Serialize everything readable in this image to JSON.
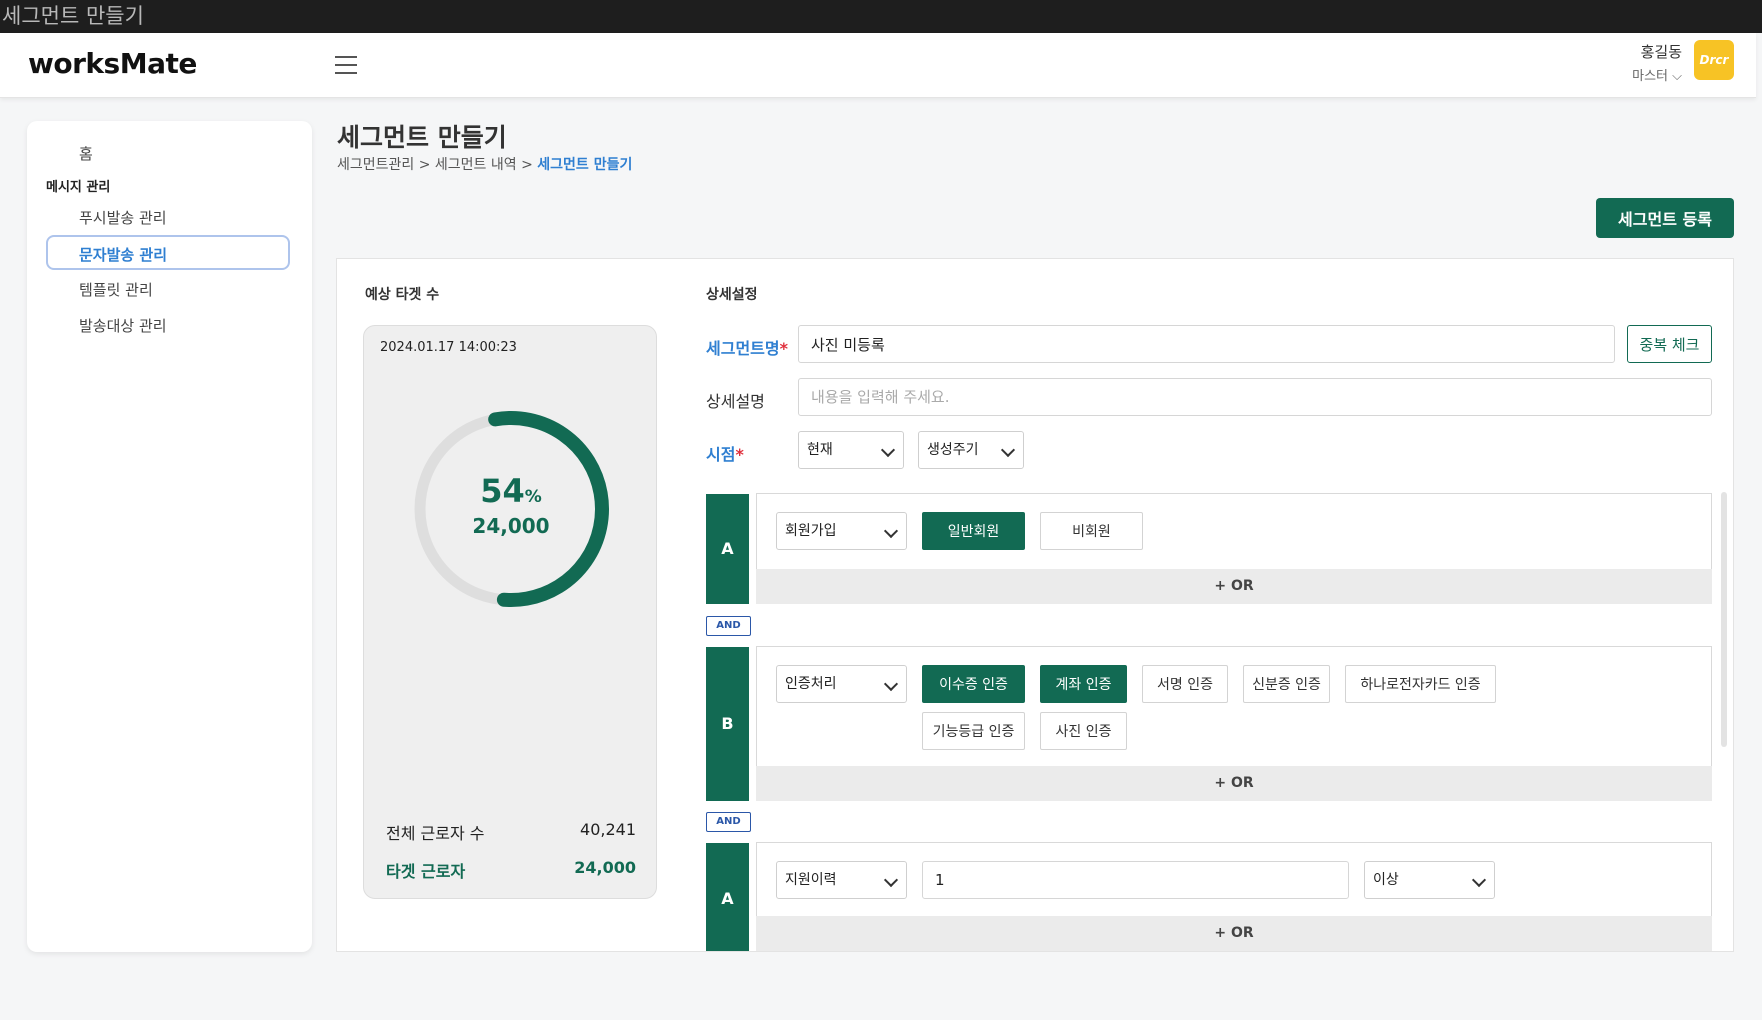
{
  "window": {
    "title": "세그먼트 만들기"
  },
  "header": {
    "logo_prefix": "worksM",
    "logo_m": "",
    "logo_suffix": "ate",
    "user_name": "홍길동",
    "user_role": "마스터 ⌵",
    "avatar_text": "Drcr"
  },
  "sidebar": {
    "home": "홈",
    "group_label": "메시지 관리",
    "items": [
      {
        "label": "푸시발송 관리"
      },
      {
        "label": "문자발송 관리"
      },
      {
        "label": "템플릿 관리"
      },
      {
        "label": "발송대상 관리"
      }
    ]
  },
  "page": {
    "title": "세그먼트 만들기",
    "breadcrumb": [
      "세그먼트관리",
      "세그먼트 내역",
      "세그먼트 만들기"
    ],
    "breadcrumb_separator": ">",
    "register_button": "세그먼트 등록"
  },
  "target": {
    "section_label": "예상 타겟 수",
    "timestamp": "2024.01.17 14:00:23",
    "percent_value": "54",
    "percent_unit": "%",
    "percent_fraction": 0.54,
    "count": "24,000",
    "total_label": "전체 근로자 수",
    "total_value": "40,241",
    "target_label": "타겟 근로자",
    "target_value": "24,000"
  },
  "detail": {
    "section_label": "상세설정",
    "segment_name_label": "세그먼트명",
    "segment_name_value": "사진 미등록",
    "dup_check_button": "중복 체크",
    "description_label": "상세설명",
    "description_placeholder": "내용을 입력해 주세요.",
    "timepoint_label": "시점",
    "timepoint_select": "현재",
    "cycle_select": "생성주기"
  },
  "conditions": [
    {
      "tag": "A",
      "select": "회원가입",
      "chips": [
        {
          "label": "일반회원",
          "selected": true
        },
        {
          "label": "비회원",
          "selected": false
        }
      ],
      "or_label": "+ OR"
    },
    {
      "tag": "B",
      "select": "인증처리",
      "chips": [
        {
          "label": "이수증 인증",
          "selected": true
        },
        {
          "label": "계좌 인증",
          "selected": true
        },
        {
          "label": "서명 인증",
          "selected": false
        },
        {
          "label": "신분증 인증",
          "selected": false
        },
        {
          "label": "하나로전자카드 인증",
          "selected": false
        },
        {
          "label": "기능등급 인증",
          "selected": false
        },
        {
          "label": "사진 인증",
          "selected": false
        }
      ],
      "or_label": "+ OR"
    },
    {
      "tag": "A",
      "select": "지원이력",
      "input_value": "1",
      "operator_select": "이상",
      "or_label": "+ OR"
    }
  ],
  "and_label": "AND",
  "colors": {
    "primary": "#126a53",
    "link": "#2f7fd1",
    "required": "#e0303d",
    "avatar": "#f7c325"
  }
}
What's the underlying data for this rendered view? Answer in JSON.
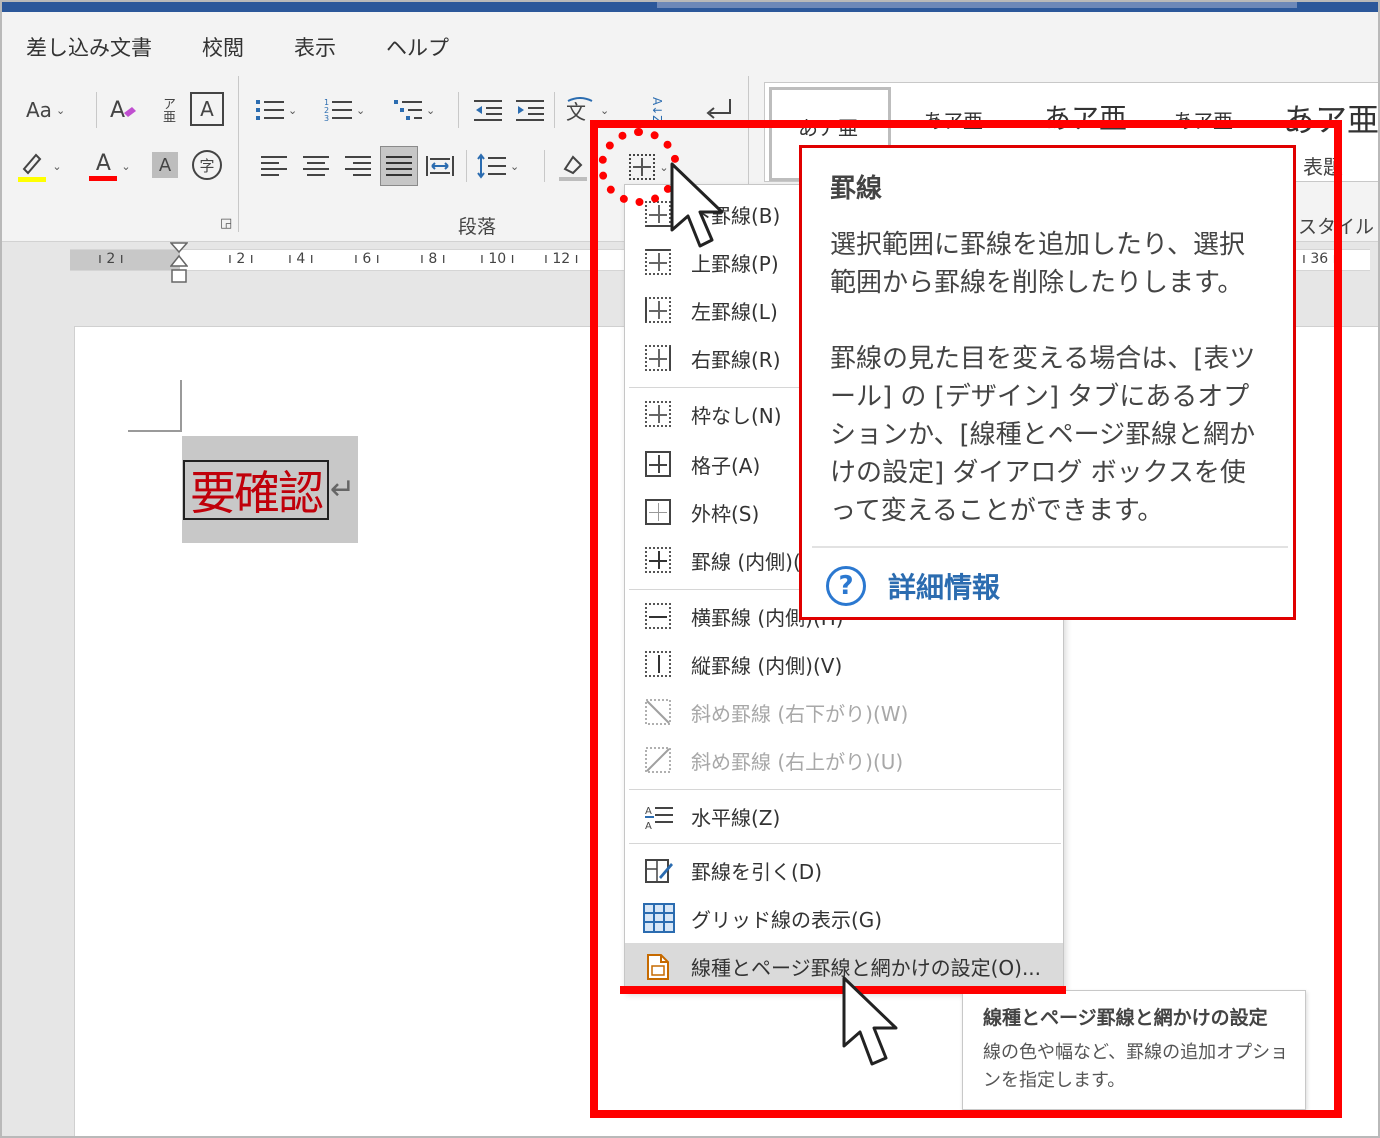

________________________

Ignore the images and quote every line of the listing exactly.

Serialize everything readable in this image to JSON.
{
  "window": {
    "title": "세그먼트 만들기"
  },
  "header": {
    "logo_prefix": "worksM",
    "logo_m": "",
    "logo_suffix": "ate",
    "user_name": "홍길동",
    "user_role": "마스터 ⌵",
    "avatar_text": "Drcr"
  },
  "sidebar": {
    "home": "홈",
    "group_label": "메시지 관리",
    "items": [
      {
        "label": "푸시발송 관리"
      },
      {
        "label": "문자발송 관리"
      },
      {
        "label": "템플릿 관리"
      },
      {
        "label": "발송대상 관리"
      }
    ]
  },
  "page": {
    "title": "세그먼트 만들기",
    "breadcrumb": [
      "세그먼트관리",
      "세그먼트 내역",
      "세그먼트 만들기"
    ],
    "breadcrumb_separator": ">",
    "register_button": "세그먼트 등록"
  },
  "target": {
    "section_label": "예상 타겟 수",
    "timestamp": "2024.01.17 14:00:23",
    "percent_value": "54",
    "percent_unit": "%",
    "percent_fraction": 0.54,
    "count": "24,000",
    "total_label": "전체 근로자 수",
    "total_value": "40,241",
    "target_label": "타겟 근로자",
    "target_value": "24,000"
  },
  "detail": {
    "section_label": "상세설정",
    "segment_name_label": "세그먼트명",
    "segment_name_value": "사진 미등록",
    "dup_check_button": "중복 체크",
    "description_label": "상세설명",
    "description_placeholder": "내용을 입력해 주세요.",
    "timepoint_label": "시점",
    "timepoint_select": "현재",
    "cycle_select": "생성주기"
  },
  "conditions": [
    {
      "tag": "A",
      "select": "회원가입",
      "chips": [
        {
          "label": "일반회원",
          "selected": true
        },
        {
          "label": "비회원",
          "selected": false
        }
      ],
      "or_label": "+ OR"
    },
    {
      "tag": "B",
      "select": "인증처리",
      "chips": [
        {
          "label": "이수증 인증",
          "selected": true
        },
        {
          "label": "계좌 인증",
          "selected": true
        },
        {
          "label": "서명 인증",
          "selected": false
        },
        {
          "label": "신분증 인증",
          "selected": false
        },
        {
          "label": "하나로전자카드 인증",
          "selected": false
        },
        {
          "label": "기능등급 인증",
          "selected": false
        },
        {
          "label": "사진 인증",
          "selected": false
        }
      ],
      "or_label": "+ OR"
    },
    {
      "tag": "A",
      "select": "지원이력",
      "input_value": "1",
      "operator_select": "이상",
      "or_label": "+ OR"
    }
  ],
  "and_label": "AND",
  "colors": {
    "primary": "#126a53",
    "link": "#2f7fd1",
    "required": "#e0303d",
    "avatar": "#f7c325"
  }
}
What's the underlying data for this rendered view? Answer in JSON.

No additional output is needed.